> [ENTRIES SHOWN]

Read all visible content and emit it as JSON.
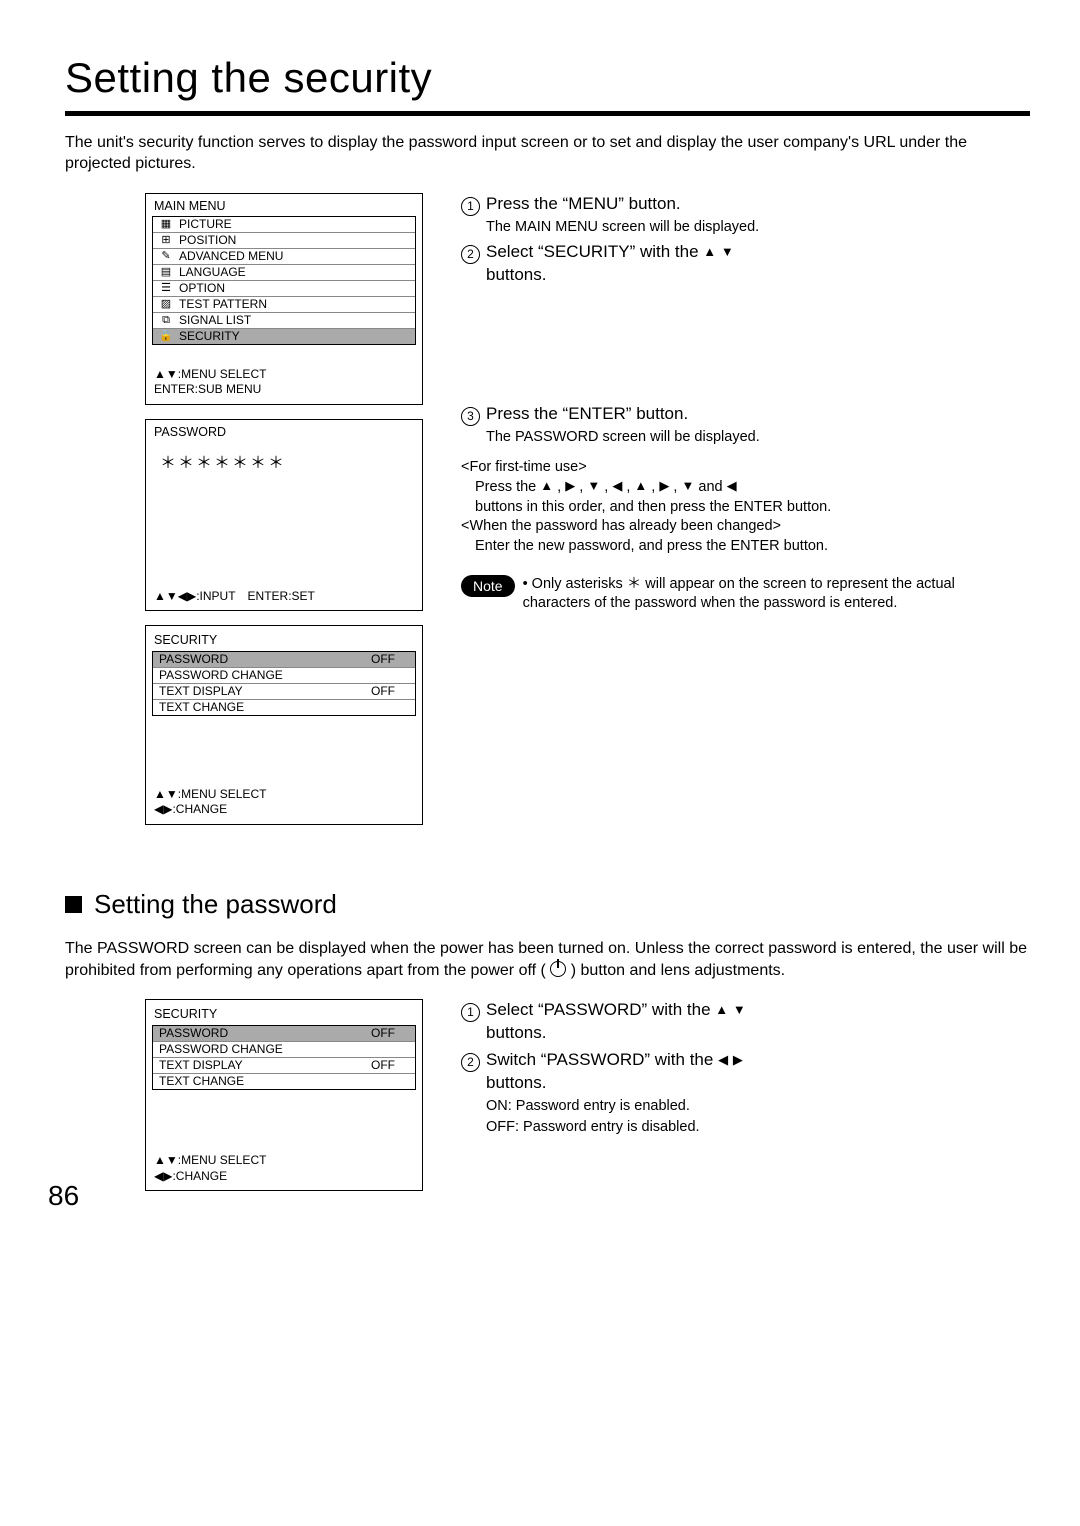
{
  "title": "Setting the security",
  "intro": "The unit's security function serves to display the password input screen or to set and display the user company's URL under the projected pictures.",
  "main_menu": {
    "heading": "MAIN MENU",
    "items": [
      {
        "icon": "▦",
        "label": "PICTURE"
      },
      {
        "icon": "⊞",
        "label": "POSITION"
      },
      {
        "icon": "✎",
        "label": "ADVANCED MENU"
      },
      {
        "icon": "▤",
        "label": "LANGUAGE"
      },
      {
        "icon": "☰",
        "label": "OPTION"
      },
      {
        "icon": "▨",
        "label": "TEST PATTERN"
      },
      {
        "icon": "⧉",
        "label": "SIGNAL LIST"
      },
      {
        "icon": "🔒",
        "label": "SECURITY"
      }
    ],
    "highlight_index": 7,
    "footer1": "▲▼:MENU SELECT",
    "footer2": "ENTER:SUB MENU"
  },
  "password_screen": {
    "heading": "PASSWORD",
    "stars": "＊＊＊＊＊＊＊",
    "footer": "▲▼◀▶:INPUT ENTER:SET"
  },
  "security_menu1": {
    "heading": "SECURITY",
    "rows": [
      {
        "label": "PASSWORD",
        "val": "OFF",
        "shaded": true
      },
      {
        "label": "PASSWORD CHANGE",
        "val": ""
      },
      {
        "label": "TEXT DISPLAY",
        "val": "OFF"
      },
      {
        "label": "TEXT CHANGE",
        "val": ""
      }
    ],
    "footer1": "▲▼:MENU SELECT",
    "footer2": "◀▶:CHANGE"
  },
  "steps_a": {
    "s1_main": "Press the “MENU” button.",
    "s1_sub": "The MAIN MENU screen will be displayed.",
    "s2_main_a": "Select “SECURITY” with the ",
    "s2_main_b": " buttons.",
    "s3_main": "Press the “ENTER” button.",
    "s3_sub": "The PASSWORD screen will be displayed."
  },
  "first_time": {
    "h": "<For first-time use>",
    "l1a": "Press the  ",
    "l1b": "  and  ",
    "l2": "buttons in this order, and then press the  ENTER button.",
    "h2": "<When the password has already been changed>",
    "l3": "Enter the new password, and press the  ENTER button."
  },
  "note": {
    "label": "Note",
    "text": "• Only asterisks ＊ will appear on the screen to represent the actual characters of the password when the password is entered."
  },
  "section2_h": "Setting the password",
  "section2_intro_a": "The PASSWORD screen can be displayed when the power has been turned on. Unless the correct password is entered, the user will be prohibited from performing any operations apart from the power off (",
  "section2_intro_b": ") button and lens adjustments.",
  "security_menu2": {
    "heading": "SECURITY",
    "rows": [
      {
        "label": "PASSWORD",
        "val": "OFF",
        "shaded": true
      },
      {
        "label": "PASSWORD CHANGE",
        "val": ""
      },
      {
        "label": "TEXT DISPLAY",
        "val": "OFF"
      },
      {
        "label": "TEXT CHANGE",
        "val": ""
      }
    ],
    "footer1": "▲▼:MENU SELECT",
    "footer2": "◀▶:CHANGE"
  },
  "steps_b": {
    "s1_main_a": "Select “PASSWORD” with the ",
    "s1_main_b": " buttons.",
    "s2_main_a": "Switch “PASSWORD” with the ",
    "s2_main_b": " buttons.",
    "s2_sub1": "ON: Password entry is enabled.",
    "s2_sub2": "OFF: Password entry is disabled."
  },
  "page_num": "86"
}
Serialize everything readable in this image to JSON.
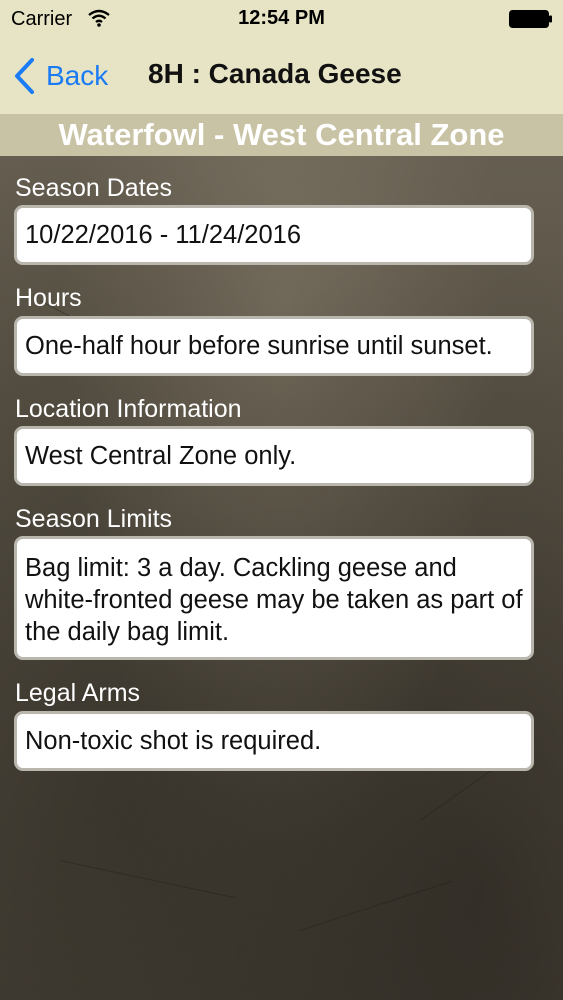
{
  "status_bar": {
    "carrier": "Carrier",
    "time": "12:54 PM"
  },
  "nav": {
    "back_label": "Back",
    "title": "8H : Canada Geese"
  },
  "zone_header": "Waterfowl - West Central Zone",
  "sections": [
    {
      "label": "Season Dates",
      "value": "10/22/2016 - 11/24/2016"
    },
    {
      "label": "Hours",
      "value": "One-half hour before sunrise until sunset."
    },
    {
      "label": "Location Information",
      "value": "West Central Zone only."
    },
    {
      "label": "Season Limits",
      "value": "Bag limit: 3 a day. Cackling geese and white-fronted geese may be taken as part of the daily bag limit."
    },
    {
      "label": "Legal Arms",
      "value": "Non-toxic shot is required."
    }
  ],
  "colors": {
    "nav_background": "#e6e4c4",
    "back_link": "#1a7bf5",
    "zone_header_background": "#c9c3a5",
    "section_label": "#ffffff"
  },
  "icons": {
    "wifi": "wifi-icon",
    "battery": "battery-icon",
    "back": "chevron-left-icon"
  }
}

> [EXERCISE DETAILS] Go through the listing above and write it all out exactly, leaving out any picture.

> [EXERCISE SOLUTION]
Read all visible content and emit it as JSON.
{
  "title": "Setting the security",
  "intro": "The unit's security function serves to display the password input screen or to set and display the user company's URL under the projected pictures.",
  "main_menu": {
    "heading": "MAIN MENU",
    "items": [
      {
        "icon": "▦",
        "label": "PICTURE"
      },
      {
        "icon": "⊞",
        "label": "POSITION"
      },
      {
        "icon": "✎",
        "label": "ADVANCED MENU"
      },
      {
        "icon": "▤",
        "label": "LANGUAGE"
      },
      {
        "icon": "☰",
        "label": "OPTION"
      },
      {
        "icon": "▨",
        "label": "TEST PATTERN"
      },
      {
        "icon": "⧉",
        "label": "SIGNAL LIST"
      },
      {
        "icon": "🔒",
        "label": "SECURITY"
      }
    ],
    "highlight_index": 7,
    "footer1": "▲▼:MENU SELECT",
    "footer2": "ENTER:SUB MENU"
  },
  "password_screen": {
    "heading": "PASSWORD",
    "stars": "＊＊＊＊＊＊＊",
    "footer": "▲▼◀▶:INPUT ENTER:SET"
  },
  "security_menu1": {
    "heading": "SECURITY",
    "rows": [
      {
        "label": "PASSWORD",
        "val": "OFF",
        "shaded": true
      },
      {
        "label": "PASSWORD CHANGE",
        "val": ""
      },
      {
        "label": "TEXT DISPLAY",
        "val": "OFF"
      },
      {
        "label": "TEXT CHANGE",
        "val": ""
      }
    ],
    "footer1": "▲▼:MENU SELECT",
    "footer2": "◀▶:CHANGE"
  },
  "steps_a": {
    "s1_main": "Press the “MENU” button.",
    "s1_sub": "The MAIN MENU screen will be displayed.",
    "s2_main_a": "Select “SECURITY” with the ",
    "s2_main_b": " buttons.",
    "s3_main": "Press the “ENTER” button.",
    "s3_sub": "The PASSWORD screen will be displayed."
  },
  "first_time": {
    "h": "<For first-time use>",
    "l1a": "Press the  ",
    "l1b": "  and  ",
    "l2": "buttons in this order, and then press the  ENTER button.",
    "h2": "<When the password has already been changed>",
    "l3": "Enter the new password, and press the  ENTER button."
  },
  "note": {
    "label": "Note",
    "text": "• Only asterisks ＊ will appear on the screen to represent the actual characters of the password when the password is entered."
  },
  "section2_h": "Setting the password",
  "section2_intro_a": "The PASSWORD screen can be displayed when the power has been turned on. Unless the correct password is entered, the user will be prohibited from performing any operations apart from the power off (",
  "section2_intro_b": ") button and lens adjustments.",
  "security_menu2": {
    "heading": "SECURITY",
    "rows": [
      {
        "label": "PASSWORD",
        "val": "OFF",
        "shaded": true
      },
      {
        "label": "PASSWORD CHANGE",
        "val": ""
      },
      {
        "label": "TEXT DISPLAY",
        "val": "OFF"
      },
      {
        "label": "TEXT CHANGE",
        "val": ""
      }
    ],
    "footer1": "▲▼:MENU SELECT",
    "footer2": "◀▶:CHANGE"
  },
  "steps_b": {
    "s1_main_a": "Select “PASSWORD” with the ",
    "s1_main_b": " buttons.",
    "s2_main_a": "Switch “PASSWORD” with the ",
    "s2_main_b": " buttons.",
    "s2_sub1": "ON: Password entry is enabled.",
    "s2_sub2": "OFF: Password entry is disabled."
  },
  "page_num": "86"
}
Serialize everything readable in this image to JSON.
{
  "status_bar": {
    "carrier": "Carrier",
    "time": "12:54 PM"
  },
  "nav": {
    "back_label": "Back",
    "title": "8H : Canada Geese"
  },
  "zone_header": "Waterfowl - West Central Zone",
  "sections": [
    {
      "label": "Season Dates",
      "value": "10/22/2016 - 11/24/2016"
    },
    {
      "label": "Hours",
      "value": "One-half hour before sunrise until sunset."
    },
    {
      "label": "Location Information",
      "value": "West Central Zone only."
    },
    {
      "label": "Season Limits",
      "value": "Bag limit: 3 a day. Cackling geese and white-fronted geese may be taken as part of the daily bag limit."
    },
    {
      "label": "Legal Arms",
      "value": "Non-toxic shot is required."
    }
  ],
  "colors": {
    "nav_background": "#e6e4c4",
    "back_link": "#1a7bf5",
    "zone_header_background": "#c9c3a5",
    "section_label": "#ffffff"
  },
  "icons": {
    "wifi": "wifi-icon",
    "battery": "battery-icon",
    "back": "chevron-left-icon"
  }
}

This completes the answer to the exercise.